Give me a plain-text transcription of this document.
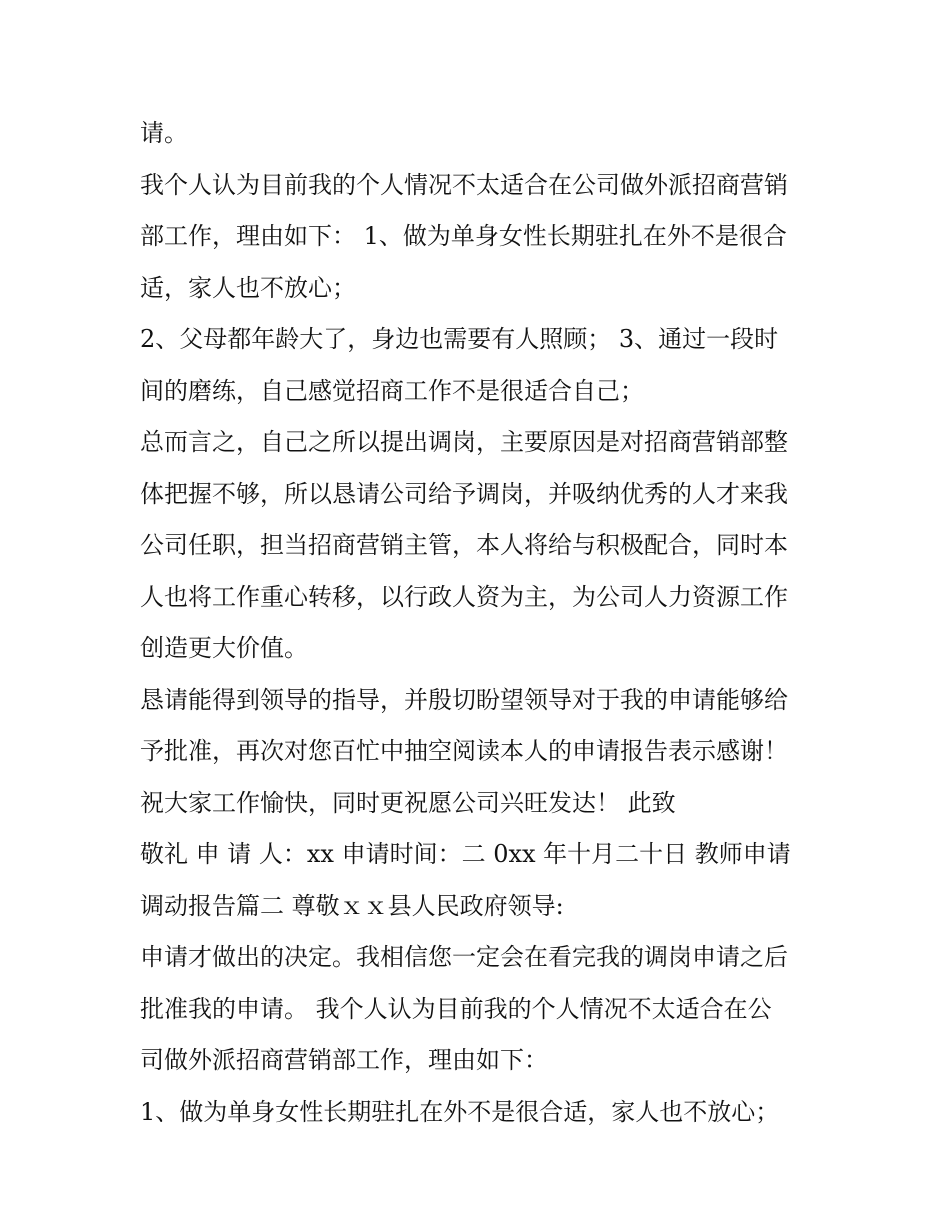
请。
我个人认为目前我的个人情况不太适合在公司做外派招商营销
部工作，理由如下： 1、做为单身女性长期驻扎在外不是很合
适，家人也不放心；
2、父母都年龄大了，身边也需要有人照顾； 3、通过一段时
间的磨练，自己感觉招商工作不是很适合自己；
总而言之，自己之所以提出调岗，主要原因是对招商营销部整
体把握不够，所以恳请公司给予调岗，并吸纳优秀的人才来我
公司任职，担当招商营销主管，本人将给与积极配合，同时本
人也将工作重心转移，以行政人资为主，为公司人力资源工作
创造更大价值。
恳请能得到领导的指导，并殷切盼望领导对于我的申请能够给
予批准，再次对您百忙中抽空阅读本人的申请报告表示感谢！
祝大家工作愉快，同时更祝愿公司兴旺发达！ 此致
敬礼 申 请 人：xx 申请时间：二 0xx 年十月二十日 教师申请
调动报告篇二 尊敬ｘｘ县人民政府领导:
申请才做出的决定。我相信您一定会在看完我的调岗申请之后
批准我的申请。 我个人认为目前我的个人情况不太适合在公
司做外派招商营销部工作，理由如下：
1、做为单身女性长期驻扎在外不是很合适，家人也不放心；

PROBLEM TO SOLVE: Write out the full listing verbatim, excluding its pictures.

THE OUTPUT:
Give me a plain-text transcription of this document.
请。
我个人认为目前我的个人情况不太适合在公司做外派招商营销
部工作，理由如下： 1、做为单身女性长期驻扎在外不是很合
适，家人也不放心；
2、父母都年龄大了，身边也需要有人照顾； 3、通过一段时
间的磨练，自己感觉招商工作不是很适合自己；
总而言之，自己之所以提出调岗，主要原因是对招商营销部整
体把握不够，所以恳请公司给予调岗，并吸纳优秀的人才来我
公司任职，担当招商营销主管，本人将给与积极配合，同时本
人也将工作重心转移，以行政人资为主，为公司人力资源工作
创造更大价值。
恳请能得到领导的指导，并殷切盼望领导对于我的申请能够给
予批准，再次对您百忙中抽空阅读本人的申请报告表示感谢！
祝大家工作愉快，同时更祝愿公司兴旺发达！ 此致
敬礼 申 请 人：xx 申请时间：二 0xx 年十月二十日 教师申请
调动报告篇二 尊敬ｘｘ县人民政府领导:
申请才做出的决定。我相信您一定会在看完我的调岗申请之后
批准我的申请。 我个人认为目前我的个人情况不太适合在公
司做外派招商营销部工作，理由如下：
1、做为单身女性长期驻扎在外不是很合适，家人也不放心；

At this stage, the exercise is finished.